* _Task brief_:
Would you quote every entry exactly, dropping only the pictures?

Entries with figure data
....
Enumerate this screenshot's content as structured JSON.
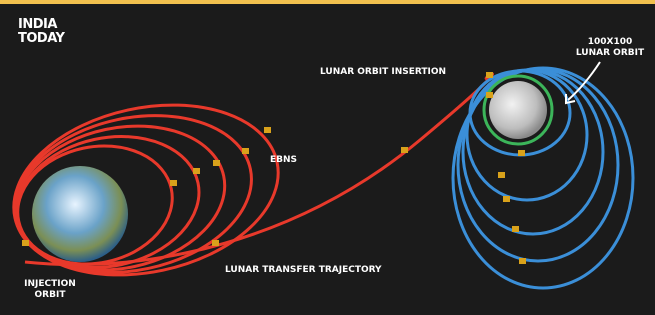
{
  "logo": [
    "INDIA",
    "TODAY"
  ],
  "labels": {
    "lunar_orbit_insertion": "LUNAR ORBIT INSERTION",
    "lunar_orbit": [
      "100X100",
      "LUNAR ORBIT"
    ],
    "ebns": "EBNS",
    "injection_orbit": [
      "INJECTION",
      "ORBIT"
    ],
    "transfer": "LUNAR TRANSFER TRAJECTORY"
  }
}
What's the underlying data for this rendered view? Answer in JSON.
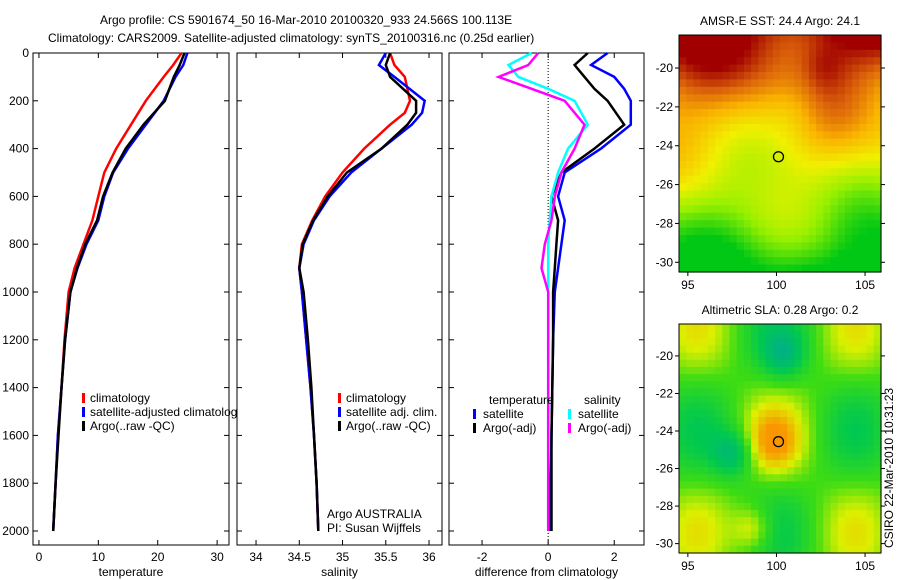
....
* _Written reply_:
Enumerate this screenshot's content as structured JSON.
{
  "logo": [
    "INDIA",
    "TODAY"
  ],
  "labels": {
    "lunar_orbit_insertion": "LUNAR ORBIT INSERTION",
    "lunar_orbit": [
      "100X100",
      "LUNAR ORBIT"
    ],
    "ebns": "EBNS",
    "injection_orbit": [
      "INJECTION",
      "ORBIT"
    ],
    "transfer": "LUNAR TRANSFER TRAJECTORY"
  }
}
What's the underlying data for this rendered view? Answer in JSON.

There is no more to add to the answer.